**EXERCISE DIRECTIONS:** Every record below is to be restated word for word.

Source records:

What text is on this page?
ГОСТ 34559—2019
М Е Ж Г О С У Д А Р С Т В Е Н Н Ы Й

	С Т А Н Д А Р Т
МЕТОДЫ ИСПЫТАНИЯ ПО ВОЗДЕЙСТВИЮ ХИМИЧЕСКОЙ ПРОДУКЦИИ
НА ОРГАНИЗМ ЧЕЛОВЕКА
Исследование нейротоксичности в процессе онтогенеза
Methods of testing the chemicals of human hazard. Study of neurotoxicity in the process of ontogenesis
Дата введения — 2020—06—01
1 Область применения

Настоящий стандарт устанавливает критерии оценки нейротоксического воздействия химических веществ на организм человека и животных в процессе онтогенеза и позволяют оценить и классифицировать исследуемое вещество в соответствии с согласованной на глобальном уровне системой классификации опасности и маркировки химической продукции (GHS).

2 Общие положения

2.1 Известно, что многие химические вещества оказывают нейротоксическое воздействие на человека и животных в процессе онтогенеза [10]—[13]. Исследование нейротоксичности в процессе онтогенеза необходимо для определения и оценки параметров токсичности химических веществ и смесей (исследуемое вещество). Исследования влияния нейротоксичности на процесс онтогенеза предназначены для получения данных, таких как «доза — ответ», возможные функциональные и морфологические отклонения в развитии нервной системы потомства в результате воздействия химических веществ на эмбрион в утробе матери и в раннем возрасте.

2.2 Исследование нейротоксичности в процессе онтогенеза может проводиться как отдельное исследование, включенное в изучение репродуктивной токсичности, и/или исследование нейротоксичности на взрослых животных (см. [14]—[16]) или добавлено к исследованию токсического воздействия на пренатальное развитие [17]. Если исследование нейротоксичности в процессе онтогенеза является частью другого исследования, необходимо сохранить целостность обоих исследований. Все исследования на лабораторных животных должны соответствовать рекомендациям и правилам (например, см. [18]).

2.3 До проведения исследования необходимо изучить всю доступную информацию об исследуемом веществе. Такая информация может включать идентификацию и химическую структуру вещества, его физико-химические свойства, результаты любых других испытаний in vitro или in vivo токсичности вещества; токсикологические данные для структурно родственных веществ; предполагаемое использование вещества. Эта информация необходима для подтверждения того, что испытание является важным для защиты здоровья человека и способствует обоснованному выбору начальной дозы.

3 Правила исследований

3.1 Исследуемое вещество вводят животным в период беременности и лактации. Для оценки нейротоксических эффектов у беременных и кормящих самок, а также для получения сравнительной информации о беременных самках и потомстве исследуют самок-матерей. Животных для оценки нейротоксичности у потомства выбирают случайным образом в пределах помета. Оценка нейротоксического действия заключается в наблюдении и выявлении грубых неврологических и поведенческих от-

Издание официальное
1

**RESULT OF THE EXERCISE:**
What text is on this page?
ГОСТ 34559—2019
М Е Ж Г О С У Д А Р С Т В Е Н Н Ы Й

	С Т А Н Д А Р Т
МЕТОДЫ ИСПЫТАНИЯ ПО ВОЗДЕЙСТВИЮ ХИМИЧЕСКОЙ ПРОДУКЦИИ
НА ОРГАНИЗМ ЧЕЛОВЕКА
Исследование нейротоксичности в процессе онтогенеза
Methods of testing the chemicals of human hazard. Study of neurotoxicity in the process of ontogenesis
Дата введения — 2020—06—01
1 Область применения

Настоящий стандарт устанавливает критерии оценки нейротоксического воздействия химических веществ на организм человека и животных в процессе онтогенеза и позволяют оценить и классифицировать исследуемое вещество в соответствии с согласованной на глобальном уровне системой классификации опасности и маркировки химической продукции (GHS).

2 Общие положения

2.1 Известно, что многие химические вещества оказывают нейротоксическое воздействие на человека и животных в процессе онтогенеза [10]—[13]. Исследование нейротоксичности в процессе онтогенеза необходимо для определения и оценки параметров токсичности химических веществ и смесей (исследуемое вещество). Исследования влияния нейротоксичности на процесс онтогенеза предназначены для получения данных, таких как «доза — ответ», возможные функциональные и морфологические отклонения в развитии нервной системы потомства в результате воздействия химических веществ на эмбрион в утробе матери и в раннем возрасте.

2.2 Исследование нейротоксичности в процессе онтогенеза может проводиться как отдельное исследование, включенное в изучение репродуктивной токсичности, и/или исследование нейротоксичности на взрослых животных (см. [14]—[16]) или добавлено к исследованию токсического воздействия на пренатальное развитие [17]. Если исследование нейротоксичности в процессе онтогенеза является частью другого исследования, необходимо сохранить целостность обоих исследований. Все исследования на лабораторных животных должны соответствовать рекомендациям и правилам (например, см. [18]).

2.3 До проведения исследования необходимо изучить всю доступную информацию об исследуемом веществе. Такая информация может включать идентификацию и химическую структуру вещества, его физико-химические свойства, результаты любых других испытаний in vitro или in vivo токсичности вещества; токсикологические данные для структурно родственных веществ; предполагаемое использование вещества. Эта информация необходима для подтверждения того, что испытание является важным для защиты здоровья человека и способствует обоснованному выбору начальной дозы.

3 Правила исследований

3.1 Исследуемое вещество вводят животным в период беременности и лактации. Для оценки нейротоксических эффектов у беременных и кормящих самок, а также для получения сравнительной информации о беременных самках и потомстве исследуют самок-матерей. Животных для оценки нейротоксичности у потомства выбирают случайным образом в пределах помета. Оценка нейротоксического действия заключается в наблюдении и выявлении грубых неврологических и поведенческих от-

Издание официальное
1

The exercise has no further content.